Retype the records below word for word and omit any image.

[Figure contents as structured data]
┏━━

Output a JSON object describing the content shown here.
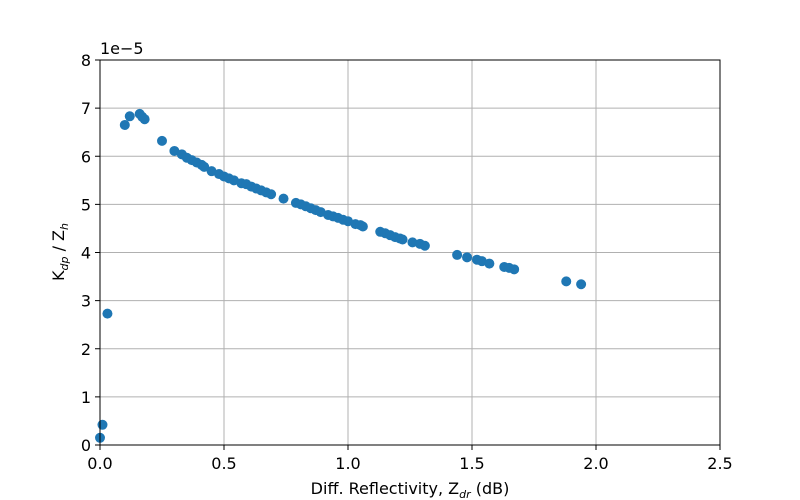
{
  "chart_data": {
    "type": "scatter",
    "xlabel": {
      "main": "Diff. Reflectivity, Z",
      "sub": "dr",
      "unit": " (dB)"
    },
    "ylabel": {
      "k": "K",
      "k_sub": "dp",
      "sep": " / Z",
      "z_sub": "h"
    },
    "xlim": [
      0.0,
      2.5
    ],
    "ylim": [
      0,
      8
    ],
    "x_ticks": [
      "0.0",
      "0.5",
      "1.0",
      "1.5",
      "2.0",
      "2.5"
    ],
    "y_ticks": [
      "0",
      "1",
      "2",
      "3",
      "4",
      "5",
      "6",
      "7",
      "8"
    ],
    "y_scale_text": "1e−5",
    "grid": true,
    "marker_color": "#1f77b4",
    "points": [
      {
        "x": 0.0,
        "y": 0.15
      },
      {
        "x": 0.01,
        "y": 0.42
      },
      {
        "x": 0.03,
        "y": 2.73
      },
      {
        "x": 0.1,
        "y": 6.65
      },
      {
        "x": 0.12,
        "y": 6.83
      },
      {
        "x": 0.16,
        "y": 6.88
      },
      {
        "x": 0.17,
        "y": 6.82
      },
      {
        "x": 0.18,
        "y": 6.77
      },
      {
        "x": 0.25,
        "y": 6.32
      },
      {
        "x": 0.3,
        "y": 6.11
      },
      {
        "x": 0.33,
        "y": 6.04
      },
      {
        "x": 0.35,
        "y": 5.97
      },
      {
        "x": 0.37,
        "y": 5.92
      },
      {
        "x": 0.39,
        "y": 5.87
      },
      {
        "x": 0.41,
        "y": 5.82
      },
      {
        "x": 0.42,
        "y": 5.78
      },
      {
        "x": 0.45,
        "y": 5.69
      },
      {
        "x": 0.48,
        "y": 5.63
      },
      {
        "x": 0.5,
        "y": 5.58
      },
      {
        "x": 0.52,
        "y": 5.54
      },
      {
        "x": 0.54,
        "y": 5.5
      },
      {
        "x": 0.57,
        "y": 5.44
      },
      {
        "x": 0.59,
        "y": 5.42
      },
      {
        "x": 0.61,
        "y": 5.37
      },
      {
        "x": 0.63,
        "y": 5.33
      },
      {
        "x": 0.65,
        "y": 5.29
      },
      {
        "x": 0.67,
        "y": 5.25
      },
      {
        "x": 0.69,
        "y": 5.21
      },
      {
        "x": 0.74,
        "y": 5.12
      },
      {
        "x": 0.79,
        "y": 5.03
      },
      {
        "x": 0.81,
        "y": 5.0
      },
      {
        "x": 0.83,
        "y": 4.96
      },
      {
        "x": 0.85,
        "y": 4.92
      },
      {
        "x": 0.87,
        "y": 4.88
      },
      {
        "x": 0.89,
        "y": 4.84
      },
      {
        "x": 0.92,
        "y": 4.78
      },
      {
        "x": 0.94,
        "y": 4.75
      },
      {
        "x": 0.96,
        "y": 4.72
      },
      {
        "x": 0.98,
        "y": 4.68
      },
      {
        "x": 1.0,
        "y": 4.65
      },
      {
        "x": 1.03,
        "y": 4.59
      },
      {
        "x": 1.05,
        "y": 4.57
      },
      {
        "x": 1.06,
        "y": 4.54
      },
      {
        "x": 1.13,
        "y": 4.43
      },
      {
        "x": 1.15,
        "y": 4.4
      },
      {
        "x": 1.17,
        "y": 4.36
      },
      {
        "x": 1.19,
        "y": 4.32
      },
      {
        "x": 1.21,
        "y": 4.29
      },
      {
        "x": 1.22,
        "y": 4.27
      },
      {
        "x": 1.26,
        "y": 4.21
      },
      {
        "x": 1.29,
        "y": 4.18
      },
      {
        "x": 1.31,
        "y": 4.14
      },
      {
        "x": 1.44,
        "y": 3.95
      },
      {
        "x": 1.48,
        "y": 3.9
      },
      {
        "x": 1.52,
        "y": 3.85
      },
      {
        "x": 1.54,
        "y": 3.82
      },
      {
        "x": 1.57,
        "y": 3.77
      },
      {
        "x": 1.63,
        "y": 3.7
      },
      {
        "x": 1.65,
        "y": 3.68
      },
      {
        "x": 1.67,
        "y": 3.65
      },
      {
        "x": 1.88,
        "y": 3.4
      },
      {
        "x": 1.94,
        "y": 3.34
      }
    ]
  }
}
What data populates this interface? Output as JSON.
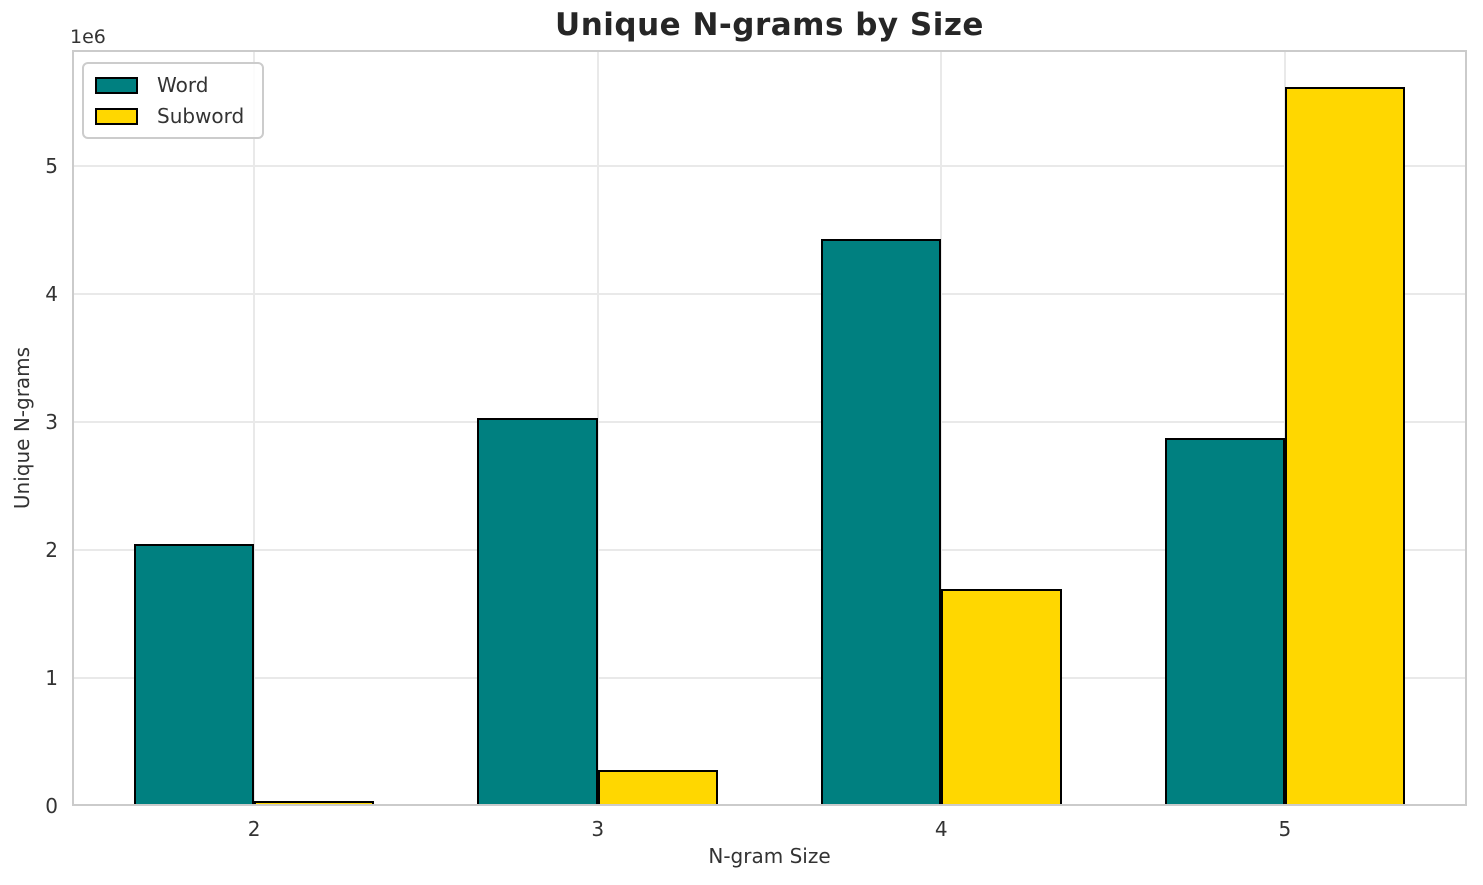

┗━━

## Problem solution
Output a JSON object describing the content shown here.
{
  "chart_data": {
    "type": "scatter",
    "xlabel": {
      "main": "Diff. Reflectivity, Z",
      "sub": "dr",
      "unit": " (dB)"
    },
    "ylabel": {
      "k": "K",
      "k_sub": "dp",
      "sep": " / Z",
      "z_sub": "h"
    },
    "xlim": [
      0.0,
      2.5
    ],
    "ylim": [
      0,
      8
    ],
    "x_ticks": [
      "0.0",
      "0.5",
      "1.0",
      "1.5",
      "2.0",
      "2.5"
    ],
    "y_ticks": [
      "0",
      "1",
      "2",
      "3",
      "4",
      "5",
      "6",
      "7",
      "8"
    ],
    "y_scale_text": "1e−5",
    "grid": true,
    "marker_color": "#1f77b4",
    "points": [
      {
        "x": 0.0,
        "y": 0.15
      },
      {
        "x": 0.01,
        "y": 0.42
      },
      {
        "x": 0.03,
        "y": 2.73
      },
      {
        "x": 0.1,
        "y": 6.65
      },
      {
        "x": 0.12,
        "y": 6.83
      },
      {
        "x": 0.16,
        "y": 6.88
      },
      {
        "x": 0.17,
        "y": 6.82
      },
      {
        "x": 0.18,
        "y": 6.77
      },
      {
        "x": 0.25,
        "y": 6.32
      },
      {
        "x": 0.3,
        "y": 6.11
      },
      {
        "x": 0.33,
        "y": 6.04
      },
      {
        "x": 0.35,
        "y": 5.97
      },
      {
        "x": 0.37,
        "y": 5.92
      },
      {
        "x": 0.39,
        "y": 5.87
      },
      {
        "x": 0.41,
        "y": 5.82
      },
      {
        "x": 0.42,
        "y": 5.78
      },
      {
        "x": 0.45,
        "y": 5.69
      },
      {
        "x": 0.48,
        "y": 5.63
      },
      {
        "x": 0.5,
        "y": 5.58
      },
      {
        "x": 0.52,
        "y": 5.54
      },
      {
        "x": 0.54,
        "y": 5.5
      },
      {
        "x": 0.57,
        "y": 5.44
      },
      {
        "x": 0.59,
        "y": 5.42
      },
      {
        "x": 0.61,
        "y": 5.37
      },
      {
        "x": 0.63,
        "y": 5.33
      },
      {
        "x": 0.65,
        "y": 5.29
      },
      {
        "x": 0.67,
        "y": 5.25
      },
      {
        "x": 0.69,
        "y": 5.21
      },
      {
        "x": 0.74,
        "y": 5.12
      },
      {
        "x": 0.79,
        "y": 5.03
      },
      {
        "x": 0.81,
        "y": 5.0
      },
      {
        "x": 0.83,
        "y": 4.96
      },
      {
        "x": 0.85,
        "y": 4.92
      },
      {
        "x": 0.87,
        "y": 4.88
      },
      {
        "x": 0.89,
        "y": 4.84
      },
      {
        "x": 0.92,
        "y": 4.78
      },
      {
        "x": 0.94,
        "y": 4.75
      },
      {
        "x": 0.96,
        "y": 4.72
      },
      {
        "x": 0.98,
        "y": 4.68
      },
      {
        "x": 1.0,
        "y": 4.65
      },
      {
        "x": 1.03,
        "y": 4.59
      },
      {
        "x": 1.05,
        "y": 4.57
      },
      {
        "x": 1.06,
        "y": 4.54
      },
      {
        "x": 1.13,
        "y": 4.43
      },
      {
        "x": 1.15,
        "y": 4.4
      },
      {
        "x": 1.17,
        "y": 4.36
      },
      {
        "x": 1.19,
        "y": 4.32
      },
      {
        "x": 1.21,
        "y": 4.29
      },
      {
        "x": 1.22,
        "y": 4.27
      },
      {
        "x": 1.26,
        "y": 4.21
      },
      {
        "x": 1.29,
        "y": 4.18
      },
      {
        "x": 1.31,
        "y": 4.14
      },
      {
        "x": 1.44,
        "y": 3.95
      },
      {
        "x": 1.48,
        "y": 3.9
      },
      {
        "x": 1.52,
        "y": 3.85
      },
      {
        "x": 1.54,
        "y": 3.82
      },
      {
        "x": 1.57,
        "y": 3.77
      },
      {
        "x": 1.63,
        "y": 3.7
      },
      {
        "x": 1.65,
        "y": 3.68
      },
      {
        "x": 1.67,
        "y": 3.65
      },
      {
        "x": 1.88,
        "y": 3.4
      },
      {
        "x": 1.94,
        "y": 3.34
      }
    ]
  }
}
What data populates this interface? Output as JSON.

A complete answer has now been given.